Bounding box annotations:
::::

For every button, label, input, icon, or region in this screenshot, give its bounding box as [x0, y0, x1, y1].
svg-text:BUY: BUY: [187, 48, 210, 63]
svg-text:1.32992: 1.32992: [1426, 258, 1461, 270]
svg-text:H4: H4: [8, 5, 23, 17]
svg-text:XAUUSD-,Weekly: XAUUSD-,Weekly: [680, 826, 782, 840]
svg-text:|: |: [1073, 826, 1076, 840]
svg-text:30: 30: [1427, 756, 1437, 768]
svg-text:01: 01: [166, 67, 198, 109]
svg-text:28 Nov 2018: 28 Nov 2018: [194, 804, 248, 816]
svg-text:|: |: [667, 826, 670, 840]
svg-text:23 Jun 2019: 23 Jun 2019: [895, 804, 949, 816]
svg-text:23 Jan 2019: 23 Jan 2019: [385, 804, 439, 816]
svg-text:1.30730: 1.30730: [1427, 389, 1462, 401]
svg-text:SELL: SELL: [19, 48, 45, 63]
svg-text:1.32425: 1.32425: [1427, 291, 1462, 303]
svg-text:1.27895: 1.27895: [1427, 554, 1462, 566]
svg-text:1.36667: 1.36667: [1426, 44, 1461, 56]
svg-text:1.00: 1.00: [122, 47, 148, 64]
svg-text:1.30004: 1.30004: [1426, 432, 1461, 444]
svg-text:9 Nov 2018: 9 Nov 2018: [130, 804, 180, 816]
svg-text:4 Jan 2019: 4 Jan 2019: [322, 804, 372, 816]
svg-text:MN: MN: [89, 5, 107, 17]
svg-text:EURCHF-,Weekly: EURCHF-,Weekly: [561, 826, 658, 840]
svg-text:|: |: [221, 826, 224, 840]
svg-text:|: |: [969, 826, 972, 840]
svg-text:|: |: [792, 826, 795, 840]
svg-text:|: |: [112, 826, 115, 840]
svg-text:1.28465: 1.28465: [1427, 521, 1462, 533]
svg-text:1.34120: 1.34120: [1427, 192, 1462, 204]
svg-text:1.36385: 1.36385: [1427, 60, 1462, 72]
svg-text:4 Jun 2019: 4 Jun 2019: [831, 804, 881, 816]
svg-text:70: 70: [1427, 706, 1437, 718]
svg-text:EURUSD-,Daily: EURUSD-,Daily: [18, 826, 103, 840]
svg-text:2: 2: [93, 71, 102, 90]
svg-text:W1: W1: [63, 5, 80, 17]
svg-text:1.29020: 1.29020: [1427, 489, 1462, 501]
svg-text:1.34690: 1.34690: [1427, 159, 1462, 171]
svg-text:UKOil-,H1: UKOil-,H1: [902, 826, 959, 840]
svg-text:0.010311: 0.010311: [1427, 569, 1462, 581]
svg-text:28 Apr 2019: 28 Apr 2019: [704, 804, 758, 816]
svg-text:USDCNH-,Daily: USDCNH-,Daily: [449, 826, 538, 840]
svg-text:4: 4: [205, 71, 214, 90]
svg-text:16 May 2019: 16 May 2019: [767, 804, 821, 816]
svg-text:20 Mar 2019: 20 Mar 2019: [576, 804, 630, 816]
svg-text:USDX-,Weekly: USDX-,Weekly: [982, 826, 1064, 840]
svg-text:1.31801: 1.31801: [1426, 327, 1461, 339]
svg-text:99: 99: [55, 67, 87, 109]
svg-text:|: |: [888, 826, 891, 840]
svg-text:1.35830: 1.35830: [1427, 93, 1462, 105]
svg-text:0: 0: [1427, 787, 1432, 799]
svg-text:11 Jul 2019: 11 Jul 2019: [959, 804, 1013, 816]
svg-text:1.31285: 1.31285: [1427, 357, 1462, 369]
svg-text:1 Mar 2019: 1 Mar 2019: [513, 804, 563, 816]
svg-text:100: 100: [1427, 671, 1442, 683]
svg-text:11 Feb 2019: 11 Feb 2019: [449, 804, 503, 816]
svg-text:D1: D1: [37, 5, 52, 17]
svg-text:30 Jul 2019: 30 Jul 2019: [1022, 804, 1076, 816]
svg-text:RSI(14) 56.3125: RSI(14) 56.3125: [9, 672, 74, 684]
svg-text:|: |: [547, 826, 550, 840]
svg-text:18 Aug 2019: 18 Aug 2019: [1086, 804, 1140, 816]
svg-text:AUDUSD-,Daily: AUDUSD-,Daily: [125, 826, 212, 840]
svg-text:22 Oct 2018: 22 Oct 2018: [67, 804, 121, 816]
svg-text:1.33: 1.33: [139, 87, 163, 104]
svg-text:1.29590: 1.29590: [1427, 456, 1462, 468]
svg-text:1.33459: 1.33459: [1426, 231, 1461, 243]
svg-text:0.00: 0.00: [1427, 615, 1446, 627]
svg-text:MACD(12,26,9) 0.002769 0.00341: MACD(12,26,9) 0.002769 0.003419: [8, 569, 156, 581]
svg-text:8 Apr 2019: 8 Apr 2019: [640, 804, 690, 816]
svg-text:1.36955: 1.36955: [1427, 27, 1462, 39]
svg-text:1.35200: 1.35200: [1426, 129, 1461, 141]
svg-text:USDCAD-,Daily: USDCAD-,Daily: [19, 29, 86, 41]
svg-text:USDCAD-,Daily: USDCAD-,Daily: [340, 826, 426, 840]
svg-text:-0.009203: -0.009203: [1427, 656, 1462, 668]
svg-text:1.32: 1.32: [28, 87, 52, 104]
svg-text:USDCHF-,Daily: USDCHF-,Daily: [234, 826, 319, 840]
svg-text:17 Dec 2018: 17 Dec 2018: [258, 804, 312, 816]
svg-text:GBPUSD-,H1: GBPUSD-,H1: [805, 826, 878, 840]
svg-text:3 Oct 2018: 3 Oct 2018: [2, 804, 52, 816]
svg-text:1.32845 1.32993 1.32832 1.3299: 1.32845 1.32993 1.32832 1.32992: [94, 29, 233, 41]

::::

**Aim of the task**.
Pick out every line in the listing above that contains the string "USDCAD", matching uppercase and lowercase exactly.

**Written answer**.
svg-text:USDCAD-,Daily: USDCAD-,Daily: [19, 29, 86, 41]
svg-text:USDCAD-,Daily: USDCAD-,Daily: [340, 826, 426, 840]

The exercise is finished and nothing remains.